(Extracted data entries)
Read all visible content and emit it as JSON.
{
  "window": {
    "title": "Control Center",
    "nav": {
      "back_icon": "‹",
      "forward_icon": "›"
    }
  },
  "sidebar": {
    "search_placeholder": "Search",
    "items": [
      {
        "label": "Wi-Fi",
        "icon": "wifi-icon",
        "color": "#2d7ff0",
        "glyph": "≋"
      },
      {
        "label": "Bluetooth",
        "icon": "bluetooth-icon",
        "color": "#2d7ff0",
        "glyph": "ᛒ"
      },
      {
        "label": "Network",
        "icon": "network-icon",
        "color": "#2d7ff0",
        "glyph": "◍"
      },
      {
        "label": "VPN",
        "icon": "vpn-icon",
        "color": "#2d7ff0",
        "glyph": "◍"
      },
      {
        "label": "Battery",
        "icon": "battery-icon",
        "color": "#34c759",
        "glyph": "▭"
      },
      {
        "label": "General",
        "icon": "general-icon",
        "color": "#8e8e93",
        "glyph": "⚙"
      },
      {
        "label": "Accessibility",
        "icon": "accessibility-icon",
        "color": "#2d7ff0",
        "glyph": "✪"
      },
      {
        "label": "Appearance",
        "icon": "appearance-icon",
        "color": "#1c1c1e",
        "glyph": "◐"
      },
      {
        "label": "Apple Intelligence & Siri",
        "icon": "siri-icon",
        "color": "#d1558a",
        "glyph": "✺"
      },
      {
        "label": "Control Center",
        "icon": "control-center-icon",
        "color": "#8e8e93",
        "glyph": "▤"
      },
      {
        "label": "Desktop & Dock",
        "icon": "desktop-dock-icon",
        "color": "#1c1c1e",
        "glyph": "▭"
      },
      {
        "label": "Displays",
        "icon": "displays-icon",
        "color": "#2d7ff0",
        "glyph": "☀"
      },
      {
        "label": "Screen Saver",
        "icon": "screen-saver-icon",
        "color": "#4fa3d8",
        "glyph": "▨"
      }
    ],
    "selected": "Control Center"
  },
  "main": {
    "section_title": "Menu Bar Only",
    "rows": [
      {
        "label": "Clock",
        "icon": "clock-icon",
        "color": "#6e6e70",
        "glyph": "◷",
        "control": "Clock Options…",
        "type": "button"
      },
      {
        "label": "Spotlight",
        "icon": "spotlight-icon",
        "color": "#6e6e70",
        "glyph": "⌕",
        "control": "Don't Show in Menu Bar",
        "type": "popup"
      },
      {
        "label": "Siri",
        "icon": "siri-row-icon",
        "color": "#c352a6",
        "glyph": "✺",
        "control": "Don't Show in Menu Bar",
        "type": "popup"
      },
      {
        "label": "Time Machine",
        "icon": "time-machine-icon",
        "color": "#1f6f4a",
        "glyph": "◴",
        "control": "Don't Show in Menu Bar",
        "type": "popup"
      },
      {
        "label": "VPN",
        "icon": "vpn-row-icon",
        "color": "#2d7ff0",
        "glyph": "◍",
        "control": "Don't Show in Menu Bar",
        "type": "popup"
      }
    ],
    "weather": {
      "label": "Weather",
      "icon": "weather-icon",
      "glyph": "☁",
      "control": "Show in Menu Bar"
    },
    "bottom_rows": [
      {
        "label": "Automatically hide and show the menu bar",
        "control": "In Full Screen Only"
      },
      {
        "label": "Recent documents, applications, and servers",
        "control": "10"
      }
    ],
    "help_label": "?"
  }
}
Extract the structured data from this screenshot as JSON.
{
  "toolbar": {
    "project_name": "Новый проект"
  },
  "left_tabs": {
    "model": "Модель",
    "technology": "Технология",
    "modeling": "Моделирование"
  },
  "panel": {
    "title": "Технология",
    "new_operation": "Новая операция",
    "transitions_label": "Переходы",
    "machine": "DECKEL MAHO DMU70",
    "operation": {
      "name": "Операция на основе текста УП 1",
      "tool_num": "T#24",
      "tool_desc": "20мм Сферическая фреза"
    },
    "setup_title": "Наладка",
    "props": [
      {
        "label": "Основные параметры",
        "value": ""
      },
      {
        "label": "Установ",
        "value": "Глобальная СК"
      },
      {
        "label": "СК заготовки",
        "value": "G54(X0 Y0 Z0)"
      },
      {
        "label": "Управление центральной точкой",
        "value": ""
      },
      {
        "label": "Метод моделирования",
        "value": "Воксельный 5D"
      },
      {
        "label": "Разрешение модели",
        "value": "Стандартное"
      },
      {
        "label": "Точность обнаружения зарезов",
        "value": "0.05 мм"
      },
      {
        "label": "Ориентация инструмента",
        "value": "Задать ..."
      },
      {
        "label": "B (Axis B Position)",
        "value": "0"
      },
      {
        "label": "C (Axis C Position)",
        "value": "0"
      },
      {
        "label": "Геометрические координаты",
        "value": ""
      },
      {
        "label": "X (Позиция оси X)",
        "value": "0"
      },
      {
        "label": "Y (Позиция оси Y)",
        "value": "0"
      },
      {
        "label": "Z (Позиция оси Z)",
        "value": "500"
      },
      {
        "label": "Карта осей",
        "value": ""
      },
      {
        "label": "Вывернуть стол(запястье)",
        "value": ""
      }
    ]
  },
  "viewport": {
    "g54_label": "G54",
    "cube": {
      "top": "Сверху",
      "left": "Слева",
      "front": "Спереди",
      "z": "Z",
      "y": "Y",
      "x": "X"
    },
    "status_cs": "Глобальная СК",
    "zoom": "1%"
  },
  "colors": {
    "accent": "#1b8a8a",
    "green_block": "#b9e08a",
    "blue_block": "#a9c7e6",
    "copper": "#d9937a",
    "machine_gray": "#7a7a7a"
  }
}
* * *
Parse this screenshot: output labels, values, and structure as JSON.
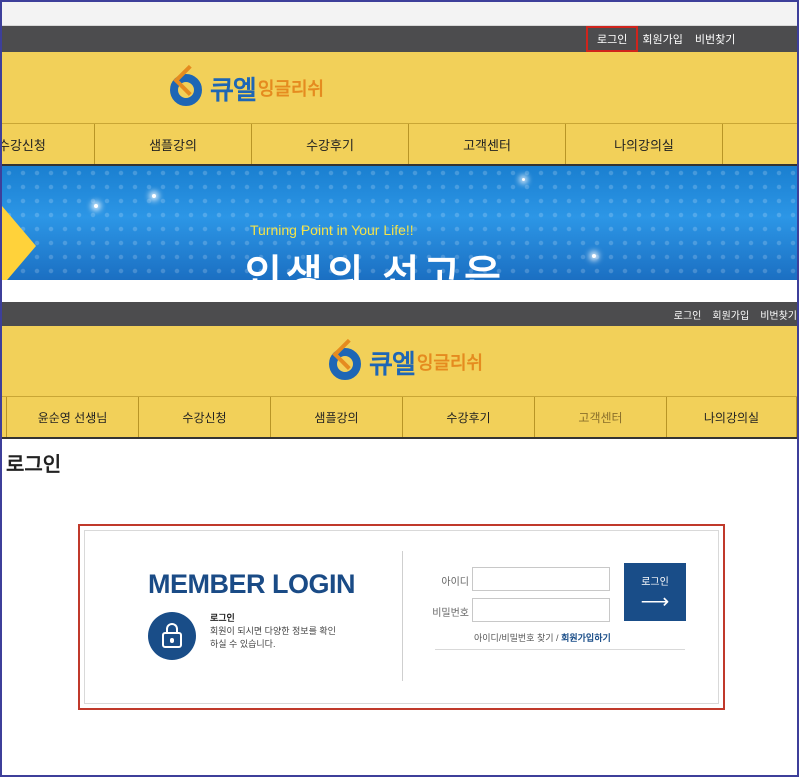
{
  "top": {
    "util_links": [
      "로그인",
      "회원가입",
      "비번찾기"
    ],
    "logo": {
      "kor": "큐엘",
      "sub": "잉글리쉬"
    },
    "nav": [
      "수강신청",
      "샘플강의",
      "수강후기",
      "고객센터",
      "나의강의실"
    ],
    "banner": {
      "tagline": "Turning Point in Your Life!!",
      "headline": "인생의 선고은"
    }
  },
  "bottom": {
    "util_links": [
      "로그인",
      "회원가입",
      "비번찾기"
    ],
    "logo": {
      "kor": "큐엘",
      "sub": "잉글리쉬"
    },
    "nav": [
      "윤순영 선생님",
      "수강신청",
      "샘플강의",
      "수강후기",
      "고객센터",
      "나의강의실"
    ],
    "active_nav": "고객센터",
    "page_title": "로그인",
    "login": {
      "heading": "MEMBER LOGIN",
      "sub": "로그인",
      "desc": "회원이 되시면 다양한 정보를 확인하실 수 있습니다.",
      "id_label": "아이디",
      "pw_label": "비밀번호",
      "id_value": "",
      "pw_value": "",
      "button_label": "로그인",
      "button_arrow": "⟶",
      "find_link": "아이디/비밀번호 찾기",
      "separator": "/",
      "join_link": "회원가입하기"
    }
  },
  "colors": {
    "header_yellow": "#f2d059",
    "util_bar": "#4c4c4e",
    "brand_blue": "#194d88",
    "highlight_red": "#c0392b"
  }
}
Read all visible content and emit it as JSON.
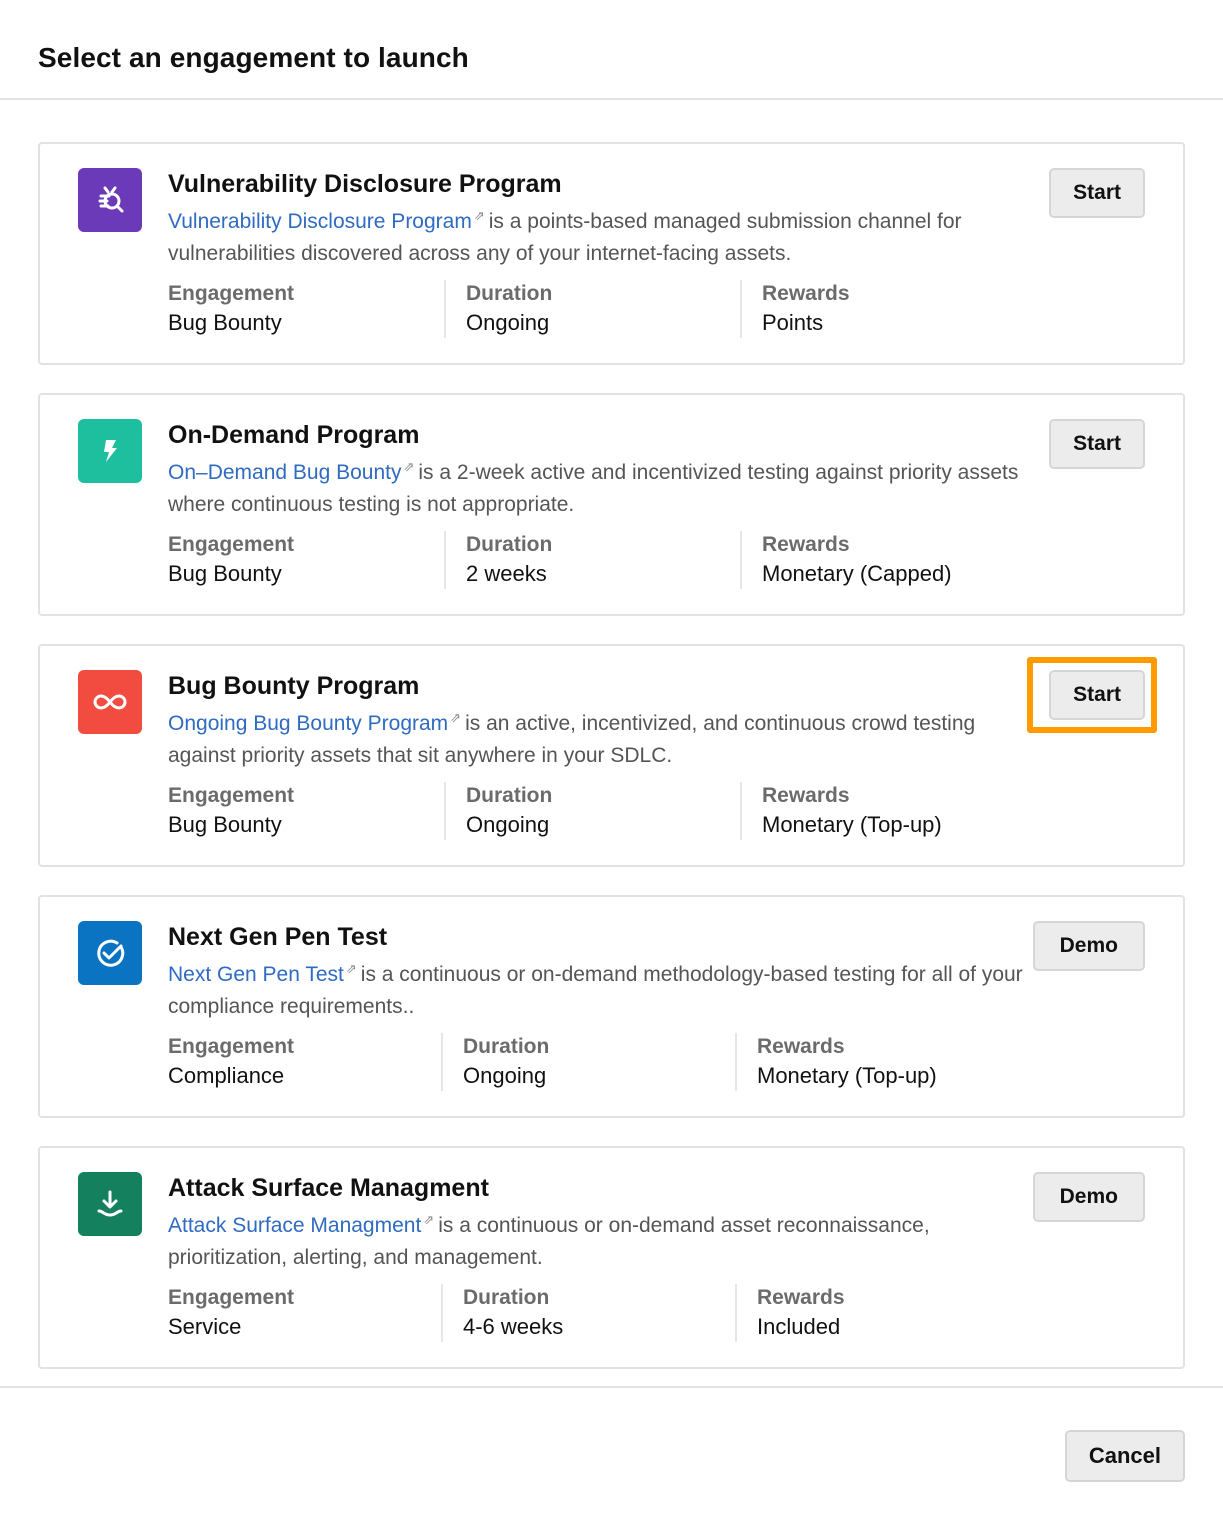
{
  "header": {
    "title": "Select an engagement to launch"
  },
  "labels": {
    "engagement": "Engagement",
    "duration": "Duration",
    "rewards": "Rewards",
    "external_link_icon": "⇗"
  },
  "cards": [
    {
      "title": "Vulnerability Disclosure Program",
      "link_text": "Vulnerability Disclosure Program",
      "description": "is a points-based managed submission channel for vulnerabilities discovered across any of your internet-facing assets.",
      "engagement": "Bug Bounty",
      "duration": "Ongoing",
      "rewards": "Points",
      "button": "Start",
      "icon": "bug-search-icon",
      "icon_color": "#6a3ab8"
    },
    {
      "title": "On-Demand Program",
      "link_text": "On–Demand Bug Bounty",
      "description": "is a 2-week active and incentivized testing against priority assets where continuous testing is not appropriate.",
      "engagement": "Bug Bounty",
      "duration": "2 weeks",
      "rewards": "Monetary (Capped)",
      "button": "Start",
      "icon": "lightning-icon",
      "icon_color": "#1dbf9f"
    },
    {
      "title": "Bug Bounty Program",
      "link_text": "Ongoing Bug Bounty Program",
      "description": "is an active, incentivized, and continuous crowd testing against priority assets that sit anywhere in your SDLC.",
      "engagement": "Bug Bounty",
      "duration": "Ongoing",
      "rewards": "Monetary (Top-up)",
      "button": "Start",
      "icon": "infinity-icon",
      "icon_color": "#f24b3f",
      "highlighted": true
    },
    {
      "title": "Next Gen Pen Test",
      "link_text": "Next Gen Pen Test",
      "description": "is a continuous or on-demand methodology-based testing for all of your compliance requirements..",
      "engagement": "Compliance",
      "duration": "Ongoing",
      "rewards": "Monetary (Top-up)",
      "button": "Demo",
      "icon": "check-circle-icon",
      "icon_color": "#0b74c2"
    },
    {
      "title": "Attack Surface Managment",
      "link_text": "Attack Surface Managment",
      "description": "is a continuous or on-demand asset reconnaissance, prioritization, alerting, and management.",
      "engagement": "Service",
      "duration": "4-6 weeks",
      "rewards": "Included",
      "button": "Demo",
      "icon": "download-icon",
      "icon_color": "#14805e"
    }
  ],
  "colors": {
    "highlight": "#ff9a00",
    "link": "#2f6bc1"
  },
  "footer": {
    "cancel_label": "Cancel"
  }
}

| Problem details |
Reproduce every line of the listing above in which the string "rewards" appears.

| Task solution |
    "rewards": "Rewards",
      "rewards": "Points",
      "rewards": "Monetary (Capped)",
      "rewards": "Monetary (Top-up)",
      "rewards": "Monetary (Top-up)",
      "rewards": "Included",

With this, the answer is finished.